EXTRAIT DU DOCUMENT —
##########
J'ai fait un drôle de rêve, cette nuit. Et en fait de rêve, c'était plutôt un cauchemar.
Dans mon rêve, donc, tout le monde était soit énarque, soit polytechnicien, soit normalien, tous possédaient un Q.I. minimal de 135, un appartement de deux cents mètres carrés et une voiture avec intérieur cuir. Tous ne parlaient que d'artistes hype, de restaurants branchés, de livres érudits, de films d'auteurs et de poètes oubliés. Tous les hommes étaient des clones de Villepin et toutes les femmes des sosies de Carla.
Mais à quoi pouvait bien leur servir leur intelligence, leur savoir, leur argent, leur élégance ? Les restaurants avaient fermé faute de serveurs et de cuisiniers. Les voitures de luxe restaient au garage car les stations-services n'étaient plus approvisionnées. Même le pain commençait à manquer.
##########
(Données de détection de la mise en page du document)
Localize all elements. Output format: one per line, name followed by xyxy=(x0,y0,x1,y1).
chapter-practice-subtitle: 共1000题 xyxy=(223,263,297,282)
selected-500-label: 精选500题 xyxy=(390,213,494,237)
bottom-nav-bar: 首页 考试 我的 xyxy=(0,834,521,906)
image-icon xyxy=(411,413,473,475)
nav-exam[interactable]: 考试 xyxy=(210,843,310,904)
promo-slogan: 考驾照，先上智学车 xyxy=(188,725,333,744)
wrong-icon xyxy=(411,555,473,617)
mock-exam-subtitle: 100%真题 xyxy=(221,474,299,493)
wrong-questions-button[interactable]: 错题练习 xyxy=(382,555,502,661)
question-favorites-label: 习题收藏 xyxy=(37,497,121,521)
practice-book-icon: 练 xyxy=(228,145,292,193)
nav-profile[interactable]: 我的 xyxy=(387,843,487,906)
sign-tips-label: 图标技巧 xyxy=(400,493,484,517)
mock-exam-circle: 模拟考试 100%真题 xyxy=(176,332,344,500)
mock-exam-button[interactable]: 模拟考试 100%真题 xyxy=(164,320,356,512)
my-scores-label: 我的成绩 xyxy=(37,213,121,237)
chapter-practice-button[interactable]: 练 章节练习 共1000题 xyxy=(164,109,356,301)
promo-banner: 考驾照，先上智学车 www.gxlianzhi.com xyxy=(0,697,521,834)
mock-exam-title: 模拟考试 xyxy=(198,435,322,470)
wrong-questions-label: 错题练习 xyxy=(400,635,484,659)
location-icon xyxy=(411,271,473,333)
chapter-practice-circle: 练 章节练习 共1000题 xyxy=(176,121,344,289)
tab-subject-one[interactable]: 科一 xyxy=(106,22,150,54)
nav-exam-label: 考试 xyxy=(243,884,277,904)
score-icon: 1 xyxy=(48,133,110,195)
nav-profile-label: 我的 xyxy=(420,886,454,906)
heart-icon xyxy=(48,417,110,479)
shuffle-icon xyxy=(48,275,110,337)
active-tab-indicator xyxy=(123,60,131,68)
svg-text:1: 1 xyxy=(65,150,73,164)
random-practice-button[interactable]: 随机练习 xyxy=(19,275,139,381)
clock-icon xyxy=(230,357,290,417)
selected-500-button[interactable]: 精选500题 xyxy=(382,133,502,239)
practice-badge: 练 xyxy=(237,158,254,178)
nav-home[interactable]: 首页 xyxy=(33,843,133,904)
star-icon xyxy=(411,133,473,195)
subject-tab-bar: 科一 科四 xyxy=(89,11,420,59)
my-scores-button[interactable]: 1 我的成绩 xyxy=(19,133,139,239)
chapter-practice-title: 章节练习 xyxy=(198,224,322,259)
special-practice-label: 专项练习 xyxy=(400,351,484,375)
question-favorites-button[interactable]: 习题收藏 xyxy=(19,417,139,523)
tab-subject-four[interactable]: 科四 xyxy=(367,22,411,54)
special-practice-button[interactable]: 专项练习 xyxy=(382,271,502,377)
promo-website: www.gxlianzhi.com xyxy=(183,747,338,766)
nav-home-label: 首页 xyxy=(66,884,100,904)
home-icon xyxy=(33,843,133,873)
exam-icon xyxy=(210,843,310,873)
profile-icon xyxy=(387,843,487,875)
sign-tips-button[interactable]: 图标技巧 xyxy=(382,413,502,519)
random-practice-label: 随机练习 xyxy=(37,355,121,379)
##########
EXPLORER LE TEXTE —
A. Dans le récit du rêve, reprenez sous forme de liste le paragraphe qui commence par « Dans mon rêve, donc ». Gardez-en les faits principaux.
B. Répondez brièvement à ces questions sur le récit du rêve :
(i) Au début, par quel mot le rêve est-il finalement qualifié ?
(ii) Quel Q.I. minimal avaient tous les gens du rêve ?
(iii) Pourquoi les voitures de luxe restaient-elles au garage ?
C. Poursuivez le récit du rêve à partir de sa dernière phrase.

RÉSULTATS DE L'EXERCICE —
A.
Dans le rêve, tout le monde :
- était énarque, polytechnicien ou normalien ;
- avait un Q.I. d'au moins 135 ;
- possédait un appartement de deux cents mètres carrés et une voiture avec intérieur cuir ;
- ne parlait que d'artistes hype, de restaurants branchés, de livres érudits, de films d'auteurs et de poètes oubliés.
Les hommes étaient des clones de Villepin et les femmes des sosies de Carla.

B.
(i) Un cauchemar.
(ii) 135.
(iii) Parce que les stations-services n'étaient plus approvisionnées.

C.
Car aucun de ces énarques, de ces polytechniciens, de ces normaliens n'était titulaire d'un permis poids-lourds permettant d'approvisionner les marchés, restaurants, stations-services. Aucun d'eux n'avait envie de se lever à deux heures tous les matins pour confectionner du pain. Plus de manucure, d'esthéticienne, de coiffeuse. Plus de garagiste, de plombier, d'électricien, de serrurier. Plus d'aide-soignante, d'infirmière, ni même de médecin traitant. Et personne ne voyait où était le problème, personne ne comprenait, personne n'était prêt à faire le moindre effort pour mettre la main à la pâte : ils n'avaient que l'habitude de mettre la main à la poche...
La société, n'importe quelle société est un mélange de compétences, de personnalités, de savoirs, du plus ponctuel au plus vaste, en passant par le plus spécialisé. Tout humain a (ou devrait avoir) sa place dans la pyramide des vies qui la composent, du plus humble au plus renommé, du plus basique au plus compétent, du plus bête au plus intelligent, du plus pauvre au plus riche, comme autant d'engrenages indispensables d'une même machine.
Et comme pour la pyramide des âges, il ne fait pas si bon que cela se trouver tout au sommet, car la raréfaction des alter ego rend ce sommet bien peu hospitalier et chaleureux. Non, la meilleure place, la plus vivante, la plus accueillante et agréable, c'est tout au milieu, aux carrefours des foisonnements humains.